### Directive
Could you transcribe the material below exactly, without leaving out a single line?

### Exercise inputs
.....

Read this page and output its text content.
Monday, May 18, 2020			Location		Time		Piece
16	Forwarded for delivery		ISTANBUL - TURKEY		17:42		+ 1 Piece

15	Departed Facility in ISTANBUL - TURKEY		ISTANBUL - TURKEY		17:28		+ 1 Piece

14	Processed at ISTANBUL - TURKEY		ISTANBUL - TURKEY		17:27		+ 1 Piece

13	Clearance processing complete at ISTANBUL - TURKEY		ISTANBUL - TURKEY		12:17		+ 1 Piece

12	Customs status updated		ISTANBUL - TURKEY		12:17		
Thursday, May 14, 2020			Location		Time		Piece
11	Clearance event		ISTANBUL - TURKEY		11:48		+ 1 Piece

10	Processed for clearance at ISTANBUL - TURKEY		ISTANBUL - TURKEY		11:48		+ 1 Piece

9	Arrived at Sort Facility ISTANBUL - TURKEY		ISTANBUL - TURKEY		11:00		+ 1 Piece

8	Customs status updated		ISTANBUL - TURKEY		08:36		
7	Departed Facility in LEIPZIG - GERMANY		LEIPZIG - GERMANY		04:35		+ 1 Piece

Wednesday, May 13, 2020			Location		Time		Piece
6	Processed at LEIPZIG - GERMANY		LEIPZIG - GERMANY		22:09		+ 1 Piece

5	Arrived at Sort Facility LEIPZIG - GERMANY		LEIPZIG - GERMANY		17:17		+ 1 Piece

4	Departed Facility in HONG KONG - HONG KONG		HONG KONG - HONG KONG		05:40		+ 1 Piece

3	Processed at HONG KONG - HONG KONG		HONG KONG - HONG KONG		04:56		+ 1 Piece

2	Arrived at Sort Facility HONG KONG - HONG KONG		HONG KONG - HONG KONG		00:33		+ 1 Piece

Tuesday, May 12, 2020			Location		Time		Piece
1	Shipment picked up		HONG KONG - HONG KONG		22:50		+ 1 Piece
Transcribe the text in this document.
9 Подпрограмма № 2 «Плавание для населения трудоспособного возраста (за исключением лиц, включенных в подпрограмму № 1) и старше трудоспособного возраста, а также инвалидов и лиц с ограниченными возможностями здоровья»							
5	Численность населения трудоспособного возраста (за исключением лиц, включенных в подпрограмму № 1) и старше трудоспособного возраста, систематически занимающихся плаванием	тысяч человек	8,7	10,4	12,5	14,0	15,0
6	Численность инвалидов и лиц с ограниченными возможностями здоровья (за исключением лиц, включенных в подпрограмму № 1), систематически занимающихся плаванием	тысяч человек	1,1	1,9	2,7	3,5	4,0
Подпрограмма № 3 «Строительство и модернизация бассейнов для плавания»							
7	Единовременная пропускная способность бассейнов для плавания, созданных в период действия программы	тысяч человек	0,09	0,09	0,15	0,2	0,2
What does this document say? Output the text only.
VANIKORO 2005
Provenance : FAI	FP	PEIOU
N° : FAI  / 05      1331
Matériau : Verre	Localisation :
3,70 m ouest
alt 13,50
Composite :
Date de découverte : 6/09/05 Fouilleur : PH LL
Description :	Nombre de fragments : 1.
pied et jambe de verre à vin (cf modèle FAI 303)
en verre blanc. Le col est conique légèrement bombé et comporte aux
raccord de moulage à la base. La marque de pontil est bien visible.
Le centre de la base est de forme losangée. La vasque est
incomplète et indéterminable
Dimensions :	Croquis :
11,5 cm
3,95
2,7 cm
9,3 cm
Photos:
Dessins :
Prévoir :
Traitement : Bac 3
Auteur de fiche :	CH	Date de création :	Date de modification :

.....

### Response to the task
Read this page and output its text content.
Monday, May 18, 2020			Location		Time		Piece
16	Forwarded for delivery		ISTANBUL - TURKEY		17:42		+ 1 Piece

15	Departed Facility in ISTANBUL - TURKEY		ISTANBUL - TURKEY		17:28		+ 1 Piece

14	Processed at ISTANBUL - TURKEY		ISTANBUL - TURKEY		17:27		+ 1 Piece

13	Clearance processing complete at ISTANBUL - TURKEY		ISTANBUL - TURKEY		12:17		+ 1 Piece

12	Customs status updated		ISTANBUL - TURKEY		12:17		
Thursday, May 14, 2020			Location		Time		Piece
11	Clearance event		ISTANBUL - TURKEY		11:48		+ 1 Piece

10	Processed for clearance at ISTANBUL - TURKEY		ISTANBUL - TURKEY		11:48		+ 1 Piece

9	Arrived at Sort Facility ISTANBUL - TURKEY		ISTANBUL - TURKEY		11:00		+ 1 Piece

8	Customs status updated		ISTANBUL - TURKEY		08:36		
7	Departed Facility in LEIPZIG - GERMANY		LEIPZIG - GERMANY		04:35		+ 1 Piece

Wednesday, May 13, 2020			Location		Time		Piece
6	Processed at LEIPZIG - GERMANY		LEIPZIG - GERMANY		22:09		+ 1 Piece

5	Arrived at Sort Facility LEIPZIG - GERMANY		LEIPZIG - GERMANY		17:17		+ 1 Piece

4	Departed Facility in HONG KONG - HONG KONG		HONG KONG - HONG KONG		05:40		+ 1 Piece

3	Processed at HONG KONG - HONG KONG		HONG KONG - HONG KONG		04:56		+ 1 Piece

2	Arrived at Sort Facility HONG KONG - HONG KONG		HONG KONG - HONG KONG		00:33		+ 1 Piece

Tuesday, May 12, 2020			Location		Time		Piece
1	Shipment picked up		HONG KONG - HONG KONG		22:50		+ 1 Piece
Transcribe the text in this document.
9 Подпрограмма № 2 «Плавание для населения трудоспособного возраста (за исключением лиц, включенных в подпрограмму № 1) и старше трудоспособного возраста, а также инвалидов и лиц с ограниченными возможностями здоровья»							
5	Численность населения трудоспособного возраста (за исключением лиц, включенных в подпрограмму № 1) и старше трудоспособного возраста, систематически занимающихся плаванием	тысяч человек	8,7	10,4	12,5	14,0	15,0
6	Численность инвалидов и лиц с ограниченными возможностями здоровья (за исключением лиц, включенных в подпрограмму № 1), систематически занимающихся плаванием	тысяч человек	1,1	1,9	2,7	3,5	4,0
Подпрограмма № 3 «Строительство и модернизация бассейнов для плавания»							
7	Единовременная пропускная способность бассейнов для плавания, созданных в период действия программы	тысяч человек	0,09	0,09	0,15	0,2	0,2
What does this document say? Output the text only.
VANIKORO 2005
Provenance : FAI	FP	PEIOU
N° : FAI  / 05      1331
Matériau : Verre	Localisation :
3,70 m ouest
alt 13,50
Composite :
Date de découverte : 6/09/05 Fouilleur : PH LL
Description :	Nombre de fragments : 1.
pied et jambe de verre à vin (cf modèle FAI 303)
en verre blanc. Le col est conique légèrement bombé et comporte aux
raccord de moulage à la base. La marque de pontil est bien visible.
Le centre de la base est de forme losangée. La vasque est
incomplète et indéterminable
Dimensions :	Croquis :
11,5 cm
3,95
2,7 cm
9,3 cm
Photos:
Dessins :
Prévoir :
Traitement : Bac 3
Auteur de fiche :	CH	Date de création :	Date de modification :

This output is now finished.